* [The exercise]: Locate the word "number" in the entries below, then gather every line that holds it.

━━━━━ Records provided ━━━━━

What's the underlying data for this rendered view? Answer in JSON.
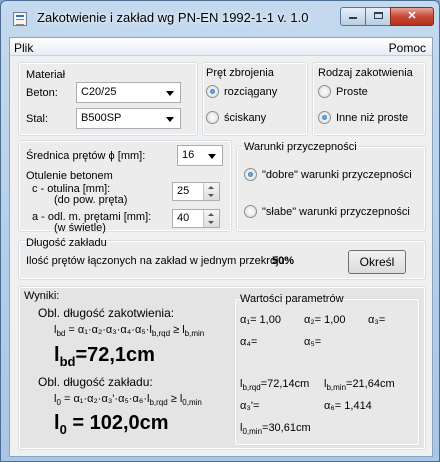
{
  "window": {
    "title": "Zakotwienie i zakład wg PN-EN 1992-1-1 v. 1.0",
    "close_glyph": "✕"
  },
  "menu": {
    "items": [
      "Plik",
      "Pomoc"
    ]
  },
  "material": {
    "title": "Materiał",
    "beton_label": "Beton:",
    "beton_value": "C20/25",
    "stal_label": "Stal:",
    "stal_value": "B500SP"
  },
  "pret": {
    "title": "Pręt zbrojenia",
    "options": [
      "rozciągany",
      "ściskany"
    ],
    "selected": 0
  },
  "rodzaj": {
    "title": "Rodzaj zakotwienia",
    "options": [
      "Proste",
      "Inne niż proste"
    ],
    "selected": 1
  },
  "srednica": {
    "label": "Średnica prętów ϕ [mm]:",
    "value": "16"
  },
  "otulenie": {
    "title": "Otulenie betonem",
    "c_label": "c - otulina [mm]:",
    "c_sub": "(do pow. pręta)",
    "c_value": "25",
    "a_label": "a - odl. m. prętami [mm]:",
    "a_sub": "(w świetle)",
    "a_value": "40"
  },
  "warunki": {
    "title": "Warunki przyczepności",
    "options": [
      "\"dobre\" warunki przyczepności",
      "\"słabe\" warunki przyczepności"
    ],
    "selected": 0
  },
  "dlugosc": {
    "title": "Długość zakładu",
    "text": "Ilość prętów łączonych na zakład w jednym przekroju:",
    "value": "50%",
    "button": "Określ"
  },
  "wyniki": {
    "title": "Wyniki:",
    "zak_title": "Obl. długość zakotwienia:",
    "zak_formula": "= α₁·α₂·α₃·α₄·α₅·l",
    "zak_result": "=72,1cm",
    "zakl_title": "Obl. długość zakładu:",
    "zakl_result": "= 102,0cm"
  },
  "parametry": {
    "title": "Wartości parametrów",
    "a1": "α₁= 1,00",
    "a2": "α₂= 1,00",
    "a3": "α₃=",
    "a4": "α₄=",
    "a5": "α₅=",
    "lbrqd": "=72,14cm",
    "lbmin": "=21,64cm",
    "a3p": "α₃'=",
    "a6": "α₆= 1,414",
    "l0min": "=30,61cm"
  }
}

━━━━━
━━━━━ Records provided ━━━━━

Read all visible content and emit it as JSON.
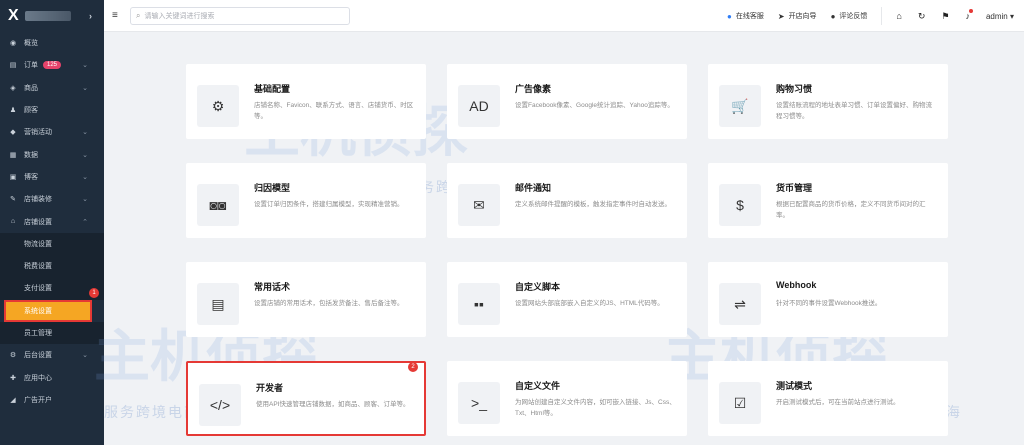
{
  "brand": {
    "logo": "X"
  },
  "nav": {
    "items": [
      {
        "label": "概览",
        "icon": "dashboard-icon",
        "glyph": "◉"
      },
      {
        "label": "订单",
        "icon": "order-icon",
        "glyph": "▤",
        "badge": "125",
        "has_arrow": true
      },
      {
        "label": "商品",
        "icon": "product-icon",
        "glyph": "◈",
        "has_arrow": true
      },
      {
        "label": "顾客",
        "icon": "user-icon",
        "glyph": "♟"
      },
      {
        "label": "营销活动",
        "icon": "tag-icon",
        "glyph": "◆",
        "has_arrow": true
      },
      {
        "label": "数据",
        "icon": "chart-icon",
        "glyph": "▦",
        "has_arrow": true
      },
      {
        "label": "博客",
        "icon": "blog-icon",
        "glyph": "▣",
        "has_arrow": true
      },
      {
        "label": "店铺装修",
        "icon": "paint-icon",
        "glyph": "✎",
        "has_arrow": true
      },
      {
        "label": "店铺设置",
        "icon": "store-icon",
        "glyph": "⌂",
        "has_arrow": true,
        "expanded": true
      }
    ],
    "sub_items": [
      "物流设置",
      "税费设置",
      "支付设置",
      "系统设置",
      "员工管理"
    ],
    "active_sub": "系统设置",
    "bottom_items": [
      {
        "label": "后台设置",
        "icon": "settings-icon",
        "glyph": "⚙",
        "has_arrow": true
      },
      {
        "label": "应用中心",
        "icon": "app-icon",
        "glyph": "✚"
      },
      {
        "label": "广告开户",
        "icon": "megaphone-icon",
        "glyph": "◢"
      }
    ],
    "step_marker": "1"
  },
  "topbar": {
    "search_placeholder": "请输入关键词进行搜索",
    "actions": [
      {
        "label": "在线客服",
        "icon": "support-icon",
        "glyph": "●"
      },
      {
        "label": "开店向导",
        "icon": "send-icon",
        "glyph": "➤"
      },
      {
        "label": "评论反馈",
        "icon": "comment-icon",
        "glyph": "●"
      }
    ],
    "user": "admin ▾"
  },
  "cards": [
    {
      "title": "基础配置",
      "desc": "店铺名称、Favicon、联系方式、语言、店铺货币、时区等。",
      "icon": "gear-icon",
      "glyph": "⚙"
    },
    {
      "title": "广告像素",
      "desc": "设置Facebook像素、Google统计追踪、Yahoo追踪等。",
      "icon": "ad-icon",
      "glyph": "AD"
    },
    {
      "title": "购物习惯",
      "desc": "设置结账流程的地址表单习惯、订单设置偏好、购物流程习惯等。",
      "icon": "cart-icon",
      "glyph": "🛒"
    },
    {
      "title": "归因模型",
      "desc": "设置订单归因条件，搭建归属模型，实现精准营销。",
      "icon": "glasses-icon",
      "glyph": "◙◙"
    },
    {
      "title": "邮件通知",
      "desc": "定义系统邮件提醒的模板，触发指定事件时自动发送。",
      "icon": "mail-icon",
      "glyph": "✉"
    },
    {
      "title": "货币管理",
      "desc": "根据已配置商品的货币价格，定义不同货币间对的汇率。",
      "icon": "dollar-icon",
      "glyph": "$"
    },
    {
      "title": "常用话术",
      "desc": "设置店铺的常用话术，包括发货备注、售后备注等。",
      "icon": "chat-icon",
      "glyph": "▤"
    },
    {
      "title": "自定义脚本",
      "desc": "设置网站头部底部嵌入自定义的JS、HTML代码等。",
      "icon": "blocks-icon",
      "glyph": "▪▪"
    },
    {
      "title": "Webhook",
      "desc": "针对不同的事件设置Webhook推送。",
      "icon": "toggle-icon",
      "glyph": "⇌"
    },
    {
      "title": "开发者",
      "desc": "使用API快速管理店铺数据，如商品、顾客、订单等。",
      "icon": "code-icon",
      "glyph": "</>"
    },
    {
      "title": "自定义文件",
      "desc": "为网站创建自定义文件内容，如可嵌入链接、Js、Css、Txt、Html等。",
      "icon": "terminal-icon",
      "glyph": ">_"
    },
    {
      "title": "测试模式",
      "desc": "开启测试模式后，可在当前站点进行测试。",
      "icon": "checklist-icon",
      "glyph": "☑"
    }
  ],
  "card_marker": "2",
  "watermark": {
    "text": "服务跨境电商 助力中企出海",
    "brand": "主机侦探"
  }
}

━━━━━
━━━━━ Records provided ━━━━━

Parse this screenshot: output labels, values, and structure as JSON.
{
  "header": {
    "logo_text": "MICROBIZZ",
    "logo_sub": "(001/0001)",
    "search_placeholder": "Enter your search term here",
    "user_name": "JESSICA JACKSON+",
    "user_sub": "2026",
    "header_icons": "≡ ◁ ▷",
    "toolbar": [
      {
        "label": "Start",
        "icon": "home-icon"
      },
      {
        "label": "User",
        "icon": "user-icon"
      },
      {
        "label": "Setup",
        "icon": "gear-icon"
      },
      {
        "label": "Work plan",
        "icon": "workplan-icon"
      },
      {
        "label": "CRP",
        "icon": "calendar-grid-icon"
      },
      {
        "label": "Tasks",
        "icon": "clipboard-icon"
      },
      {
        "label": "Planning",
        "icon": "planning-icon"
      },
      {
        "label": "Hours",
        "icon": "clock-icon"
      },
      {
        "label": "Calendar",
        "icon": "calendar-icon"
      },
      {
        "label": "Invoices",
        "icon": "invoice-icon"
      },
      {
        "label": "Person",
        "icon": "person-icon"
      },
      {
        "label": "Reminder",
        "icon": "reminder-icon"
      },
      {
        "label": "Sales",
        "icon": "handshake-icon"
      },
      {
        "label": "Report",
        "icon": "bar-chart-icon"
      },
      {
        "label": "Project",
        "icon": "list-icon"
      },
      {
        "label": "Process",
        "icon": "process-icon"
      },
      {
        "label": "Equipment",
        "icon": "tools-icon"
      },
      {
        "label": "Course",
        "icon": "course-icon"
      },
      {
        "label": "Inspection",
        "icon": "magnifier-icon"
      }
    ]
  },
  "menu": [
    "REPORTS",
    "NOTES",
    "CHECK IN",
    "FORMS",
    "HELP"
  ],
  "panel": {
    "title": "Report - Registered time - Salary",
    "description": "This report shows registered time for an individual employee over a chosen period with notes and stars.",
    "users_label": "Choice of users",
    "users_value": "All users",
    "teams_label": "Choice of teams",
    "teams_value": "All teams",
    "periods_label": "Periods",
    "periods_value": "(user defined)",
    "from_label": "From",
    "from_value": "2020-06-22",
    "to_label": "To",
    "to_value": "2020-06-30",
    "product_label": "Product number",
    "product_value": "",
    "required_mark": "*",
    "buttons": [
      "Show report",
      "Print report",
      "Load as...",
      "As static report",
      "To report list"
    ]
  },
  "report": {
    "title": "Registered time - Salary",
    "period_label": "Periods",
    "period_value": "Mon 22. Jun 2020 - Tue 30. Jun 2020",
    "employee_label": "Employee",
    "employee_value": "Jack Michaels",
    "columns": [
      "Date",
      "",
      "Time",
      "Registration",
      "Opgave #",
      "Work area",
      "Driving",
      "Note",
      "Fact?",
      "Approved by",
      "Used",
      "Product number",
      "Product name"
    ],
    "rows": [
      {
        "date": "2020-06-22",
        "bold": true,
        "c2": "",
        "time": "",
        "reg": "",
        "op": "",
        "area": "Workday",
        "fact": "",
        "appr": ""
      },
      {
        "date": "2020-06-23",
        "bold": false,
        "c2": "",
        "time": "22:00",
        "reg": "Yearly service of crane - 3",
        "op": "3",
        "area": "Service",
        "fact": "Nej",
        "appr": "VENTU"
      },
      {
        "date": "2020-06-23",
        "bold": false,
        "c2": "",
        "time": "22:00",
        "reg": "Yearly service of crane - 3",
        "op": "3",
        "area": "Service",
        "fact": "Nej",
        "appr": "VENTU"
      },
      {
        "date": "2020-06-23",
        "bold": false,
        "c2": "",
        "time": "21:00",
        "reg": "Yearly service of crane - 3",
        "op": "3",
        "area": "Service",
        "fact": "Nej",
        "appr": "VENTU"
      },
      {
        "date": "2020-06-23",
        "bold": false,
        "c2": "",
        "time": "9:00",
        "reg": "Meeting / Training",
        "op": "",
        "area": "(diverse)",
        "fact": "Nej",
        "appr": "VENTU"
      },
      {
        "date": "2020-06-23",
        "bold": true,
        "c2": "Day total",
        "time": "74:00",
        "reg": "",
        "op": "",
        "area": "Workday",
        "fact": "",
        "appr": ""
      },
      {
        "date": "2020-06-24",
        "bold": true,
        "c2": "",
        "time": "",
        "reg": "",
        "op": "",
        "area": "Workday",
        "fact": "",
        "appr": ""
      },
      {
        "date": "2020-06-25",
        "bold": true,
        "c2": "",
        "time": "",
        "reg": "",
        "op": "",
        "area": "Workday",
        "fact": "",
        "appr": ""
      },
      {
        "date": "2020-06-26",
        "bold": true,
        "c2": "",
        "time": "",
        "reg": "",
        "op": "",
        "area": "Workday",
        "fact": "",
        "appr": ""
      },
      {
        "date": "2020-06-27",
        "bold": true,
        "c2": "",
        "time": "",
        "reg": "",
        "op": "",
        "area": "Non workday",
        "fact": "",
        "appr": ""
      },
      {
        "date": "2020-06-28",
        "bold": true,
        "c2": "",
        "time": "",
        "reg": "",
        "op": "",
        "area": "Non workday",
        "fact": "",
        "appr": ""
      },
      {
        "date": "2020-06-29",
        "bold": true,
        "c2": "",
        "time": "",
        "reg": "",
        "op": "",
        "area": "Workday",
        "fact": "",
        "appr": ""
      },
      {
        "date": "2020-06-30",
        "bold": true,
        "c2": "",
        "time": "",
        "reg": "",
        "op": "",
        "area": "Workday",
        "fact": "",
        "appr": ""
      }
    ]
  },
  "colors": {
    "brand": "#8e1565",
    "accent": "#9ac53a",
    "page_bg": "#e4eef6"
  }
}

━━━━━

* [Response to the task]:
    "product_label": "Product number",
      "Product number",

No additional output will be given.